— Fragmento del documento —
┌──
Revista nº 1040
ISSN 1885-6039

Consideraciones sobre la música popular en la prensa grancanaria (1852-1905): el artículo El Parrandista. (I)

Miércoles, 23 de Julio de 2008
Roberto Díaz Ramos
Publicado en el número 219

Cuando se abordaban las consideraciones de José Díaz Quevedo sobre la música popular en el diario España, se puntualizaba que en realidad se empezaba por el final en esta serie de artículos en torno a la prensa grancanaria en el siglo XIX y a principios del XX. Ello se debe a que Díaz Quevedo representaba en realidad el estadio final de una evolución que había empezado con el rechazo absoluto en las primeras publicaciones periódicas de Las Palmas de Gran Canaria.


Y es que los primeros articulistas no sólo llamaban la atención sobre las molestias que causaban quienes cantaban con guitaras en la calle, y exigían el cumplimiento de las normativas municipales que lo prohibían (se hablará de ello dentro de algunas entregas). También hubo algún caso en que se trató de ridiculizar la figura del parrandista y sus hábitos, incluyendo una gran cantidad de datos que hoy son de gran interés pero en aquellos tiempos servían para desprestigiar. En último término, ello nos permite estudiar en la actualidad aspectos sociológicos, y ayuda a profundizar en algo que se decía en la anterior entrega pero se repite aquí por última vez: nada es igual a nada, ni de ninguna manera, “desde siempre” o “de toda la vida”. Esta realidad implica que nunca las consideraciones sobre la música popular fueron iguales (en contraste con su visión contemporánea como parte de una simbología regional y como condicionante del pensamiento). También significa que en diferentes épocas ha habido apariciones, transformaciones y eliminaciones en la tradición, que deben ser estudiadas antes de emitir juicios de valor absolutos, y que en algunos casos sólo se encuentran en documentos históricos.
└──
— Por hacer —
1. Según el artículo sobre la música popular en la prensa grancanaria, ¿qué cambios ha habido en la tradición en diferentes épocas? Nómbralos todos.
2. En el artículo sobre la música popular en la prensa grancanaria, ¿en qué diario escribió José Díaz Quevedo sobre ese tema?
Los datos son un material aparte, independiente del artículo.

— Extracto de datos —
┌──
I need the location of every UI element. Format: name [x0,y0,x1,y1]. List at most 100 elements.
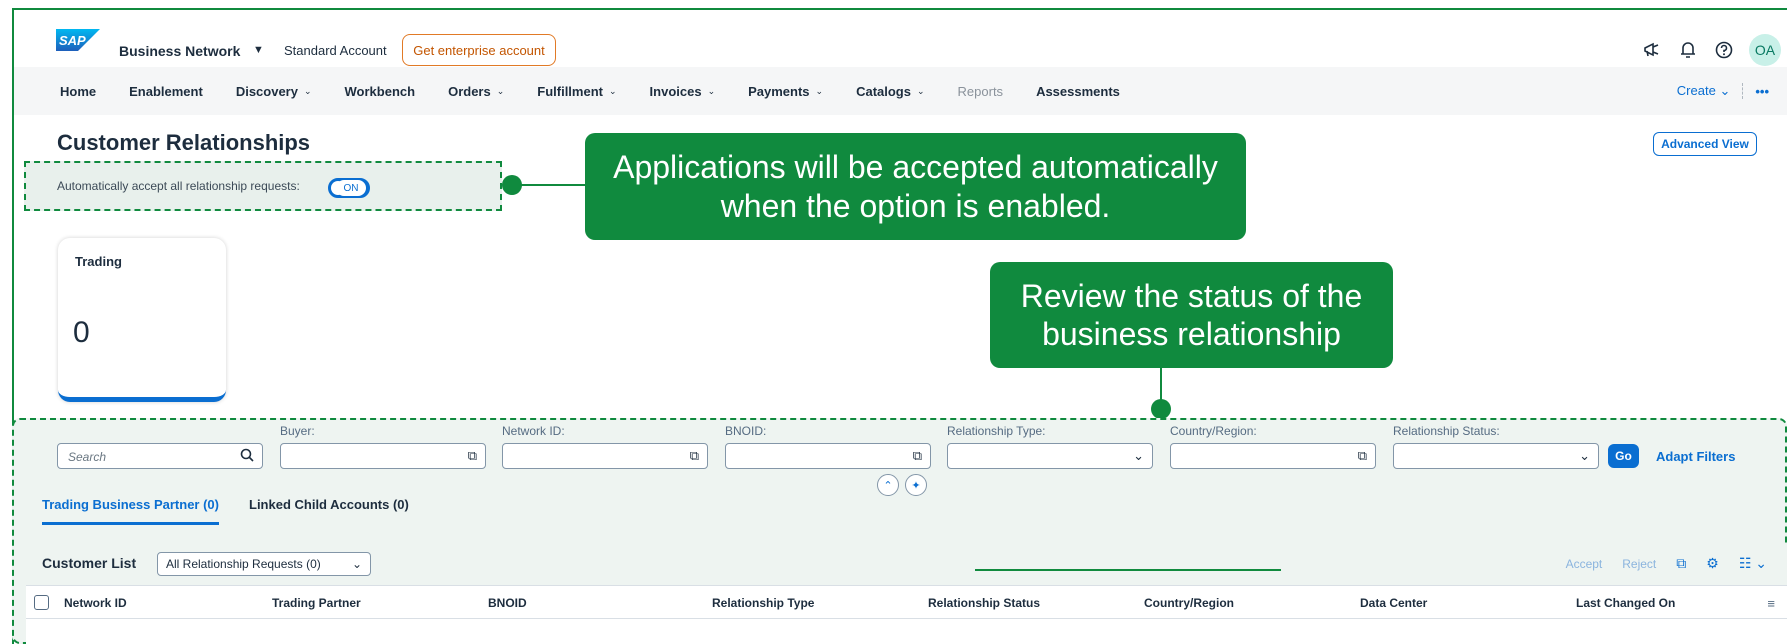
└──
— Soluciones —
1. Apariciones, transformaciones y eliminaciones.

2. En el diario España.